* Exercise description:
Write out the full set of records exactly. Any pictures in them do not belong in the copy.

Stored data

---*---

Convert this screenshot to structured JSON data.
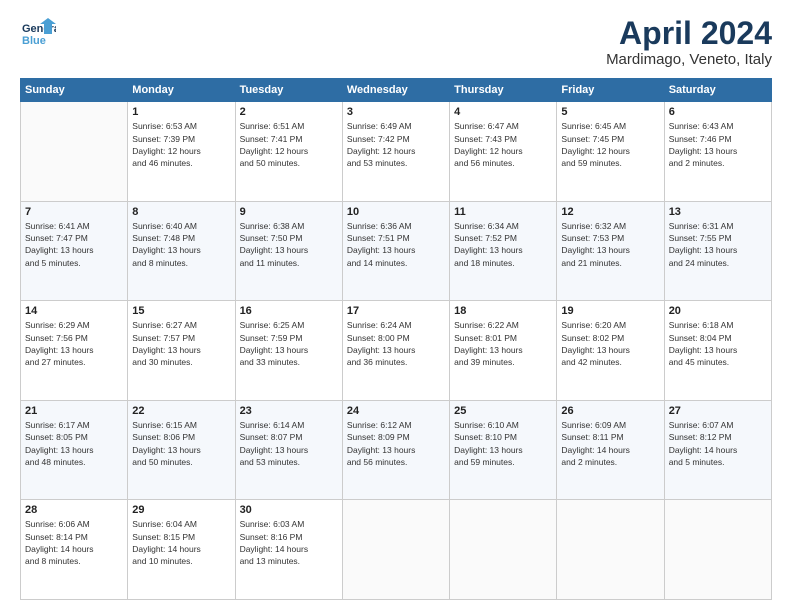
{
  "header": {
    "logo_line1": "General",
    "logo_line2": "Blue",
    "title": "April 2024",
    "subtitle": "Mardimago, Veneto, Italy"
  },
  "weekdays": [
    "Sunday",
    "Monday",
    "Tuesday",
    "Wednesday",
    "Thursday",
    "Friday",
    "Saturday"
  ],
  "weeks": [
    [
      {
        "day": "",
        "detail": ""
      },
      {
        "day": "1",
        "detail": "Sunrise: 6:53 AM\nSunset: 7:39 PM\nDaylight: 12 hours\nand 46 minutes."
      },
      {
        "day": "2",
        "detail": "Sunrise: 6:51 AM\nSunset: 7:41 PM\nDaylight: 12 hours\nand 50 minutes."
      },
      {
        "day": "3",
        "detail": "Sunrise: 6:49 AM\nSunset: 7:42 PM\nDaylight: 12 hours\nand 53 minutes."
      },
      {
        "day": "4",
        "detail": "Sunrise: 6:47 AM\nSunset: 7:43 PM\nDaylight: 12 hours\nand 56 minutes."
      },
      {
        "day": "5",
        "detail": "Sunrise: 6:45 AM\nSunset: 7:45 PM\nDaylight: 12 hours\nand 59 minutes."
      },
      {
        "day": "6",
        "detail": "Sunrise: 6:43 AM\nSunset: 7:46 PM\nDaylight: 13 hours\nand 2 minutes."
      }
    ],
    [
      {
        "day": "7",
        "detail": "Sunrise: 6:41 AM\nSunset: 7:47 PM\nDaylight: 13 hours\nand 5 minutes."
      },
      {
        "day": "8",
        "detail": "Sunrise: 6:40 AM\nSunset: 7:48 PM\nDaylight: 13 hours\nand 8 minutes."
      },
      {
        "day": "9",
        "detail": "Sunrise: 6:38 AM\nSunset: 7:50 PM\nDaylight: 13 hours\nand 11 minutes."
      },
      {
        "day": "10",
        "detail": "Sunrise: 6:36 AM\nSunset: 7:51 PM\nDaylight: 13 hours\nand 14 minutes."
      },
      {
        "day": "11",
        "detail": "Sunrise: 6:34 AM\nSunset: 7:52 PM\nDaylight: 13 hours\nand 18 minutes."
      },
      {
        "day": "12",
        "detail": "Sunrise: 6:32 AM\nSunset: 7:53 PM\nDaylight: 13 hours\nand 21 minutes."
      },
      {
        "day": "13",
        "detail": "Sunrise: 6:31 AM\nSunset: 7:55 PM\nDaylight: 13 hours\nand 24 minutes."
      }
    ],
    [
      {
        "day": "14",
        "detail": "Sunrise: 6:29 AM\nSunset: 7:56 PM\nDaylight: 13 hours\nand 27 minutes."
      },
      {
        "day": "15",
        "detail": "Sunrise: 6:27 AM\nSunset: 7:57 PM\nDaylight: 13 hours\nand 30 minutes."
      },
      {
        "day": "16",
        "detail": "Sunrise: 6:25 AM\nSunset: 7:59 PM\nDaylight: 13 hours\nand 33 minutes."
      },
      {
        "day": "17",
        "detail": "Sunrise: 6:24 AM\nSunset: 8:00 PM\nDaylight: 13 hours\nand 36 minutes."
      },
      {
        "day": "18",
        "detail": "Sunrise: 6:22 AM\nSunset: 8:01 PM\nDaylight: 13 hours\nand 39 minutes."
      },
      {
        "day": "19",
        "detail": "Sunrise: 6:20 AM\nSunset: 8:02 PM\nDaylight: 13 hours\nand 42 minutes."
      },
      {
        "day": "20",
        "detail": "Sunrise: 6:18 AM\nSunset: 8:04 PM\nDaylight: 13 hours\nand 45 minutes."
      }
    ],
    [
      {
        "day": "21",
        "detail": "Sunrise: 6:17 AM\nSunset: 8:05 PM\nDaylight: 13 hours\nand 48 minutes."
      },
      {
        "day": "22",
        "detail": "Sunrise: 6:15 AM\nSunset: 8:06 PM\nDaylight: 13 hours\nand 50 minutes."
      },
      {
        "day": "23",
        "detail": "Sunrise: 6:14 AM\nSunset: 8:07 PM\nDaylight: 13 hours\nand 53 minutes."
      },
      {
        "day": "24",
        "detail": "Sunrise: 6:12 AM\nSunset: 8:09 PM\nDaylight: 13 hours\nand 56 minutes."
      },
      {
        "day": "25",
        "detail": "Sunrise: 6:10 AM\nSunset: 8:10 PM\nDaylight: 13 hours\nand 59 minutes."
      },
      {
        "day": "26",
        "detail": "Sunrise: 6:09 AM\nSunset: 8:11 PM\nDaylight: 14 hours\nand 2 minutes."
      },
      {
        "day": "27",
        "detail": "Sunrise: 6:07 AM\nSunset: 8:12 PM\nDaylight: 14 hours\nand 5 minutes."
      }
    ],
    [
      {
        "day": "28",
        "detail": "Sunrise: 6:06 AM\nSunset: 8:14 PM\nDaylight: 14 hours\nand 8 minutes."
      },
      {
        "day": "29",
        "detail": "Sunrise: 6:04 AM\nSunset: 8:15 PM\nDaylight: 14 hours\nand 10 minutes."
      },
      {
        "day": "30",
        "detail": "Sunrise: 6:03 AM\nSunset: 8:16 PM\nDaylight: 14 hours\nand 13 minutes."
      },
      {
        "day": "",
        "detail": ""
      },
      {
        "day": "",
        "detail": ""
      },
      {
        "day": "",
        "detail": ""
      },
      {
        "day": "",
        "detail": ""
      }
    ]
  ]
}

---*---

* Complete answer:
Convert this screenshot to structured JSON data.
{
  "header": {
    "logo_line1": "General",
    "logo_line2": "Blue",
    "title": "April 2024",
    "subtitle": "Mardimago, Veneto, Italy"
  },
  "weekdays": [
    "Sunday",
    "Monday",
    "Tuesday",
    "Wednesday",
    "Thursday",
    "Friday",
    "Saturday"
  ],
  "weeks": [
    [
      {
        "day": "",
        "detail": ""
      },
      {
        "day": "1",
        "detail": "Sunrise: 6:53 AM\nSunset: 7:39 PM\nDaylight: 12 hours\nand 46 minutes."
      },
      {
        "day": "2",
        "detail": "Sunrise: 6:51 AM\nSunset: 7:41 PM\nDaylight: 12 hours\nand 50 minutes."
      },
      {
        "day": "3",
        "detail": "Sunrise: 6:49 AM\nSunset: 7:42 PM\nDaylight: 12 hours\nand 53 minutes."
      },
      {
        "day": "4",
        "detail": "Sunrise: 6:47 AM\nSunset: 7:43 PM\nDaylight: 12 hours\nand 56 minutes."
      },
      {
        "day": "5",
        "detail": "Sunrise: 6:45 AM\nSunset: 7:45 PM\nDaylight: 12 hours\nand 59 minutes."
      },
      {
        "day": "6",
        "detail": "Sunrise: 6:43 AM\nSunset: 7:46 PM\nDaylight: 13 hours\nand 2 minutes."
      }
    ],
    [
      {
        "day": "7",
        "detail": "Sunrise: 6:41 AM\nSunset: 7:47 PM\nDaylight: 13 hours\nand 5 minutes."
      },
      {
        "day": "8",
        "detail": "Sunrise: 6:40 AM\nSunset: 7:48 PM\nDaylight: 13 hours\nand 8 minutes."
      },
      {
        "day": "9",
        "detail": "Sunrise: 6:38 AM\nSunset: 7:50 PM\nDaylight: 13 hours\nand 11 minutes."
      },
      {
        "day": "10",
        "detail": "Sunrise: 6:36 AM\nSunset: 7:51 PM\nDaylight: 13 hours\nand 14 minutes."
      },
      {
        "day": "11",
        "detail": "Sunrise: 6:34 AM\nSunset: 7:52 PM\nDaylight: 13 hours\nand 18 minutes."
      },
      {
        "day": "12",
        "detail": "Sunrise: 6:32 AM\nSunset: 7:53 PM\nDaylight: 13 hours\nand 21 minutes."
      },
      {
        "day": "13",
        "detail": "Sunrise: 6:31 AM\nSunset: 7:55 PM\nDaylight: 13 hours\nand 24 minutes."
      }
    ],
    [
      {
        "day": "14",
        "detail": "Sunrise: 6:29 AM\nSunset: 7:56 PM\nDaylight: 13 hours\nand 27 minutes."
      },
      {
        "day": "15",
        "detail": "Sunrise: 6:27 AM\nSunset: 7:57 PM\nDaylight: 13 hours\nand 30 minutes."
      },
      {
        "day": "16",
        "detail": "Sunrise: 6:25 AM\nSunset: 7:59 PM\nDaylight: 13 hours\nand 33 minutes."
      },
      {
        "day": "17",
        "detail": "Sunrise: 6:24 AM\nSunset: 8:00 PM\nDaylight: 13 hours\nand 36 minutes."
      },
      {
        "day": "18",
        "detail": "Sunrise: 6:22 AM\nSunset: 8:01 PM\nDaylight: 13 hours\nand 39 minutes."
      },
      {
        "day": "19",
        "detail": "Sunrise: 6:20 AM\nSunset: 8:02 PM\nDaylight: 13 hours\nand 42 minutes."
      },
      {
        "day": "20",
        "detail": "Sunrise: 6:18 AM\nSunset: 8:04 PM\nDaylight: 13 hours\nand 45 minutes."
      }
    ],
    [
      {
        "day": "21",
        "detail": "Sunrise: 6:17 AM\nSunset: 8:05 PM\nDaylight: 13 hours\nand 48 minutes."
      },
      {
        "day": "22",
        "detail": "Sunrise: 6:15 AM\nSunset: 8:06 PM\nDaylight: 13 hours\nand 50 minutes."
      },
      {
        "day": "23",
        "detail": "Sunrise: 6:14 AM\nSunset: 8:07 PM\nDaylight: 13 hours\nand 53 minutes."
      },
      {
        "day": "24",
        "detail": "Sunrise: 6:12 AM\nSunset: 8:09 PM\nDaylight: 13 hours\nand 56 minutes."
      },
      {
        "day": "25",
        "detail": "Sunrise: 6:10 AM\nSunset: 8:10 PM\nDaylight: 13 hours\nand 59 minutes."
      },
      {
        "day": "26",
        "detail": "Sunrise: 6:09 AM\nSunset: 8:11 PM\nDaylight: 14 hours\nand 2 minutes."
      },
      {
        "day": "27",
        "detail": "Sunrise: 6:07 AM\nSunset: 8:12 PM\nDaylight: 14 hours\nand 5 minutes."
      }
    ],
    [
      {
        "day": "28",
        "detail": "Sunrise: 6:06 AM\nSunset: 8:14 PM\nDaylight: 14 hours\nand 8 minutes."
      },
      {
        "day": "29",
        "detail": "Sunrise: 6:04 AM\nSunset: 8:15 PM\nDaylight: 14 hours\nand 10 minutes."
      },
      {
        "day": "30",
        "detail": "Sunrise: 6:03 AM\nSunset: 8:16 PM\nDaylight: 14 hours\nand 13 minutes."
      },
      {
        "day": "",
        "detail": ""
      },
      {
        "day": "",
        "detail": ""
      },
      {
        "day": "",
        "detail": ""
      },
      {
        "day": "",
        "detail": ""
      }
    ]
  ]
}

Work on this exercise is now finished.